**Extracted data:**

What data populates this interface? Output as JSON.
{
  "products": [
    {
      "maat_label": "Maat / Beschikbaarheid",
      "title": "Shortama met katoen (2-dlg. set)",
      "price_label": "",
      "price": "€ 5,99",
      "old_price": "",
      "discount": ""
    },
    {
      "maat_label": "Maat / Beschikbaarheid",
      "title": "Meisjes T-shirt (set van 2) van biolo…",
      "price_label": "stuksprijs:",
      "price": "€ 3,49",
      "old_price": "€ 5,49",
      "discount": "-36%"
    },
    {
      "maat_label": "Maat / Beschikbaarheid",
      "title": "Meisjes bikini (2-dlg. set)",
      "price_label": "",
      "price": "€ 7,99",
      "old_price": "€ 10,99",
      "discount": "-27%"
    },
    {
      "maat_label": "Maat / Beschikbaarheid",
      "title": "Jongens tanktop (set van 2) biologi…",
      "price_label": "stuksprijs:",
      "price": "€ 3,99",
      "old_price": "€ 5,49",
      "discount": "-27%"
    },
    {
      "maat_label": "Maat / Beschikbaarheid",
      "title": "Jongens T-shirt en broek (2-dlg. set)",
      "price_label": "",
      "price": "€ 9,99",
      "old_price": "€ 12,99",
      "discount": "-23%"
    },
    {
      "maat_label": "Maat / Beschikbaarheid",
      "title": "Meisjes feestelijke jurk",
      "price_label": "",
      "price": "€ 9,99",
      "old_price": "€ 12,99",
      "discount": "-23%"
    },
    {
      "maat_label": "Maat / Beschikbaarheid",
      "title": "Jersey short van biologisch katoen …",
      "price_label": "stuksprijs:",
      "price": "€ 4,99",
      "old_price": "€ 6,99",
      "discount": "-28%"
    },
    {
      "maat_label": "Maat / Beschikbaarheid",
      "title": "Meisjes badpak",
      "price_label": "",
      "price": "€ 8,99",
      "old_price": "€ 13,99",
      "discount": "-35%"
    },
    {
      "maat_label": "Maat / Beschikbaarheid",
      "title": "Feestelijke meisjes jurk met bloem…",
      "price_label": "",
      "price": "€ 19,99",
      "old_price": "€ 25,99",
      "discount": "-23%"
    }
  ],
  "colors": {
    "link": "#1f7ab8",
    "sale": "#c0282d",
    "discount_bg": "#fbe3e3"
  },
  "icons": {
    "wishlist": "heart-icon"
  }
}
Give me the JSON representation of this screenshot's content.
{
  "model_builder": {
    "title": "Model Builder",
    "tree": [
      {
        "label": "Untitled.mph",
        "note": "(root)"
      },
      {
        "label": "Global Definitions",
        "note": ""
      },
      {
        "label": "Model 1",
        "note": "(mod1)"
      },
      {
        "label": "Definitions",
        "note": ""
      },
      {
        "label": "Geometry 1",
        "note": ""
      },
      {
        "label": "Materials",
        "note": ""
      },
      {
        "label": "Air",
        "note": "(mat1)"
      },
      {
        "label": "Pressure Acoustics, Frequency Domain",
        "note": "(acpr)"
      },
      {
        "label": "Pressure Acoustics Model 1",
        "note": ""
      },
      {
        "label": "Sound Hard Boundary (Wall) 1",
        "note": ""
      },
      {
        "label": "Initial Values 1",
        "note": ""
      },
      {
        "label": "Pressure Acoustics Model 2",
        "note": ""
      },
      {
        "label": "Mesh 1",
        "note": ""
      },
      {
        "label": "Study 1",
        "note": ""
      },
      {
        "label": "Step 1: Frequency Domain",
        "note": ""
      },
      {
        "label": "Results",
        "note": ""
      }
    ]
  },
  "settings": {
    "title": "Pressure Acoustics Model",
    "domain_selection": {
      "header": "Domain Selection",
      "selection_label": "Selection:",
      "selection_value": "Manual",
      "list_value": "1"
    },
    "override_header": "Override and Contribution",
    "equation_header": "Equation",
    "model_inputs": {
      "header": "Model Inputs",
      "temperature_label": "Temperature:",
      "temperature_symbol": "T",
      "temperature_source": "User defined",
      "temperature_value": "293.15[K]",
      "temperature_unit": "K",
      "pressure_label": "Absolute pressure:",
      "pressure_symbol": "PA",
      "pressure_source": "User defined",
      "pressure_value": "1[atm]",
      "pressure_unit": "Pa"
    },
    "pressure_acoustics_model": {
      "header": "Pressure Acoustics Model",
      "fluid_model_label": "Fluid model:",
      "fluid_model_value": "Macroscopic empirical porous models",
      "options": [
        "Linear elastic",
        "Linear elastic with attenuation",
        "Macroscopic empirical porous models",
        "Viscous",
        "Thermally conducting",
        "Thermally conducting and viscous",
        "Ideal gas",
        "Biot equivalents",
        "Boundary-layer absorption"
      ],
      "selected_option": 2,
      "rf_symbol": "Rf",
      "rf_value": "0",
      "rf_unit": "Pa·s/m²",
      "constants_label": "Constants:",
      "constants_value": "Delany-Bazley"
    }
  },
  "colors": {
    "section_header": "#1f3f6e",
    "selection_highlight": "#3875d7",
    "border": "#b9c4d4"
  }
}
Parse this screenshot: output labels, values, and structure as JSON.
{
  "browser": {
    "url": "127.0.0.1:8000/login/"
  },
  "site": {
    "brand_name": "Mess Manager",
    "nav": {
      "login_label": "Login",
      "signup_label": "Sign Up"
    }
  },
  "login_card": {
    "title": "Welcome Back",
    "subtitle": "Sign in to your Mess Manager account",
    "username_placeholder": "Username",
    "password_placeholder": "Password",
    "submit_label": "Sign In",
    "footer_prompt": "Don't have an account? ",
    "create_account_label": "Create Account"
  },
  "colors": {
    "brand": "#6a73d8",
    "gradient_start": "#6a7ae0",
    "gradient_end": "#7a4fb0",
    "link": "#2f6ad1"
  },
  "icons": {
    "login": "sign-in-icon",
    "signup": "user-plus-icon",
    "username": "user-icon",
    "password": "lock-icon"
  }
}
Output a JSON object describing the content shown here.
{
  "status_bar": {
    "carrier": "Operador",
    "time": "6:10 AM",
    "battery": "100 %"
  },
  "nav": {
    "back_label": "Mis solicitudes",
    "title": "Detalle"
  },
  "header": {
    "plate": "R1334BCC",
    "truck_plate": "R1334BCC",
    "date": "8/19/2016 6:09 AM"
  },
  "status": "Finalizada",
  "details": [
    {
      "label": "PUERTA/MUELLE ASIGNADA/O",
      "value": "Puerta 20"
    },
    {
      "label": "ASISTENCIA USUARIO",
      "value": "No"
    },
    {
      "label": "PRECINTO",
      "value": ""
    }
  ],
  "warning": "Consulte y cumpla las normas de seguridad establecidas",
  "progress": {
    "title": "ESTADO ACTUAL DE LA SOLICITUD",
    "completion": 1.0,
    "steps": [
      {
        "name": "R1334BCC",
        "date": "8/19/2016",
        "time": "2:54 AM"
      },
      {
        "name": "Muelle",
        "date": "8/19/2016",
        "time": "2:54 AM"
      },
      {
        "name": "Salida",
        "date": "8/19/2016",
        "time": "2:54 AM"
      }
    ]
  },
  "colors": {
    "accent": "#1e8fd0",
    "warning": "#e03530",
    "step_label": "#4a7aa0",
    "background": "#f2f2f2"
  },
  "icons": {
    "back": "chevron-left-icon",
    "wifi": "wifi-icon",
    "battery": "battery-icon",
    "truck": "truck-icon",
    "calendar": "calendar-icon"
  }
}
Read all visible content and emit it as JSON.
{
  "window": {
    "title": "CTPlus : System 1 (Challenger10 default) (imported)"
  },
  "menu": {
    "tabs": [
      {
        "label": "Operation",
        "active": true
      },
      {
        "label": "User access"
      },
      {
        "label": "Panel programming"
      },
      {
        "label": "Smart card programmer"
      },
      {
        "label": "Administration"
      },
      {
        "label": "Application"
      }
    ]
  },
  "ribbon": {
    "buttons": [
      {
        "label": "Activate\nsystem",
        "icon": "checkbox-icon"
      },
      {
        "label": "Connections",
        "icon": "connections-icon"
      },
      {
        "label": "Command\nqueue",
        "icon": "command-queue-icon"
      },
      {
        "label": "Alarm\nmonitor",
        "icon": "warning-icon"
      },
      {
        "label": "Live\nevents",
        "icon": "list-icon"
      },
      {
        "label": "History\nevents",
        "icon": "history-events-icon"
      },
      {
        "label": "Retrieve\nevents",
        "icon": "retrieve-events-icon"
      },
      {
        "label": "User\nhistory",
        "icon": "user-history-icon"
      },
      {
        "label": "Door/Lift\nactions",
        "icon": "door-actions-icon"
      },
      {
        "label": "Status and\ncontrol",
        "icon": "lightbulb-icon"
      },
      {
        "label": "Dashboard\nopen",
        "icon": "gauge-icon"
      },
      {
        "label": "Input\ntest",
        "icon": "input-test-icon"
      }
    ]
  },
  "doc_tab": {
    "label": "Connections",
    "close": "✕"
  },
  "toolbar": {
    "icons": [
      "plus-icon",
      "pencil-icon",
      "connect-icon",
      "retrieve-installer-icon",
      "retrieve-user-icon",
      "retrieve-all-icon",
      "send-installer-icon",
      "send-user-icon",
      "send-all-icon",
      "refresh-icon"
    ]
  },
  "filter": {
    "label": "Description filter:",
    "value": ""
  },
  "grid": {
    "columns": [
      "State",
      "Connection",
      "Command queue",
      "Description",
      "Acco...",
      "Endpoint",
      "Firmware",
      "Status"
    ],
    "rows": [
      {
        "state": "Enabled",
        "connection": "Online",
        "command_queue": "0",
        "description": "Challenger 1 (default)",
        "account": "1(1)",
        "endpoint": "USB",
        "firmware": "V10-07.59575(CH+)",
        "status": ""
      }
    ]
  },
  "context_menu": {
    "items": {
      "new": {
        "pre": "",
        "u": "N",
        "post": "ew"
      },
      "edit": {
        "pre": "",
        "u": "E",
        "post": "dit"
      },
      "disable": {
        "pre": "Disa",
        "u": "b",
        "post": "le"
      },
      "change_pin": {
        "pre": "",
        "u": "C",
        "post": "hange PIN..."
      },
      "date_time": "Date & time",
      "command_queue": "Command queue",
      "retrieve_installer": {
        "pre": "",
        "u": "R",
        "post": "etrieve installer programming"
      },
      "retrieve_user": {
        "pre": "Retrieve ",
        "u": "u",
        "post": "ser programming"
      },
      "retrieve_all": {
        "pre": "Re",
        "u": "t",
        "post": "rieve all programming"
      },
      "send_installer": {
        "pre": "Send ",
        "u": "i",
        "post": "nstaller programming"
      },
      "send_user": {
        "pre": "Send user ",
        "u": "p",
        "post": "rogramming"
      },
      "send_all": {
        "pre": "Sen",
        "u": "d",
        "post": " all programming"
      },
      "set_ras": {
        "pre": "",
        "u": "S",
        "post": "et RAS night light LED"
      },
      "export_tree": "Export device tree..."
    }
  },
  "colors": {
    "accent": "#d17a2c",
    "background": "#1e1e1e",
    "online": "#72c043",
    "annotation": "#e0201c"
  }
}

**Given instruction:** Scan the material and collect every line that contains "shirt".

**Solution to this task:**
      "title": "Meisjes T-shirt (set van 2) van biolo…",
      "title": "Jongens T-shirt en broek (2-dlg. set)",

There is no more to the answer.